■ EXERCISE GOAL
Collect each line of the records containing the string "series".

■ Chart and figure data
==*==

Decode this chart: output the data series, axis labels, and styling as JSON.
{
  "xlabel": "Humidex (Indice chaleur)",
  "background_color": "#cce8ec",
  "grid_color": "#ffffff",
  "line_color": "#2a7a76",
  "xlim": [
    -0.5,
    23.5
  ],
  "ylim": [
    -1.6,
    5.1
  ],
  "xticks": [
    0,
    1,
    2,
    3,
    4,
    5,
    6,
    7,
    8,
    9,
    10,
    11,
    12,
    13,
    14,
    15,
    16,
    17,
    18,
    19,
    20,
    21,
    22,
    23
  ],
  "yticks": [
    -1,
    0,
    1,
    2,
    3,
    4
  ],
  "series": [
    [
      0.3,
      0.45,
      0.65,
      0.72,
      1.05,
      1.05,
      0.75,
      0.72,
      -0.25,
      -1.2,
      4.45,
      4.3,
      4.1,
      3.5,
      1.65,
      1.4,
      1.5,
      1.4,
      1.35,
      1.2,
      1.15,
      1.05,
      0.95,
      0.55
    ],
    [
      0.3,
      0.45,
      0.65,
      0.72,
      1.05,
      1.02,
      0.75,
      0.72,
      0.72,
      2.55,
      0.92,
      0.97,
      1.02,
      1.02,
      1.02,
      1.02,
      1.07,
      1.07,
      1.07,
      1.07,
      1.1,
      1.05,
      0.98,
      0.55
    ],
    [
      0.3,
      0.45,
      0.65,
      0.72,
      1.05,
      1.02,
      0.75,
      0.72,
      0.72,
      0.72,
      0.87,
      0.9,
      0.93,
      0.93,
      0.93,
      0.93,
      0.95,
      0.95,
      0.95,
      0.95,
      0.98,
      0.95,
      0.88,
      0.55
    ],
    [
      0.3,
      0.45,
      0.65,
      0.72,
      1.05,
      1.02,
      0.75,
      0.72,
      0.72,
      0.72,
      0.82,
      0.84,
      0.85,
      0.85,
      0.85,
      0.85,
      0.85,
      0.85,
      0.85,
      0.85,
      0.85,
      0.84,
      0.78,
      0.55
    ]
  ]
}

==*==

■ SOLUTION
Decode this chart: output the data series, axis labels, and styling as JSON.
  "series": [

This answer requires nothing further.